(Extracted records)
────────────────
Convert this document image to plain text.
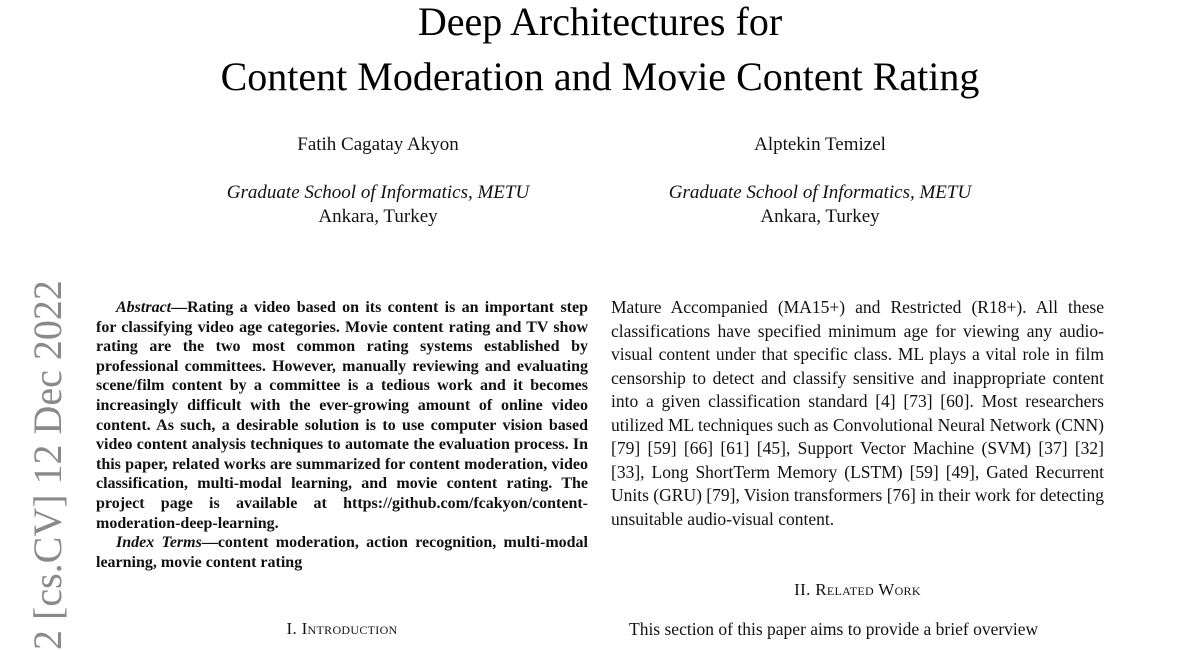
Deep Architectures for
Content Moderation and Movie Content Rating
Fatih Cagatay Akyon
Graduate School of Informatics, METU
Ankara, Turkey
Alptekin Temizel
Graduate School of Informatics, METU
Ankara, Turkey
2 [cs.CV] 12 Dec 2022	Abstract—Rating a video based on its content is an important step for classifying video age categories. Movie content rating and TV show rating are the two most common rating systems established by professional committees. However, manually reviewing and evaluating scene/film content by a committee is a tedious work and it becomes increasingly difficult with the ever-growing amount of online video content. As such, a desirable solution is to use computer vision based video content analysis techniques to automate the evaluation process. In this paper, related works are summarized for content moderation, video classification, multi-modal learning, and movie content rating. The project page is available at https://github.com/fcakyon/content-moderation-deep-learning.

Index Terms—content moderation, action recognition, multi-modal learning, movie content rating

I. Introduction

Mature Accompanied (MA15+) and Restricted (R18+). All these classifications have specified minimum age for viewing any audio-visual content under that specific class. ML plays a vital role in film censorship to detect and classify sensitive and inappropriate content into a given classification standard [4] [73] [60]. Most researchers utilized ML techniques such as Convolutional Neural Network (CNN) [79] [59] [66] [61] [45], Support Vector Machine (SVM) [37] [32] [33], Long ShortTerm Memory (LSTM) [59] [49], Gated Recurrent Units (GRU) [79], Vision transformers [76] in their work for detecting unsuitable audio-visual content.

II. Related Work

This section of this paper aims to provide a brief overview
────────────────
TASK GOAL: Locate all lines in the listing above with the word "paper" and copy them.

FINAL RESULT:
2 [cs.CV] 12 Dec 2022	Abstract—Rating a video based on its content is an important step for classifying video age categories. Movie content rating and TV show rating are the two most common rating systems established by professional committees. However, manually reviewing and evaluating scene/film content by a committee is a tedious work and it becomes increasingly difficult with the ever-growing amount of online video content. As such, a desirable solution is to use computer vision based video content analysis techniques to automate the evaluation process. In this paper, related works are summarized for content moderation, video classification, multi-modal learning, and movie content rating. The project page is available at https://github.com/fcakyon/content-moderation-deep-learning.
This section of this paper aims to provide a brief overview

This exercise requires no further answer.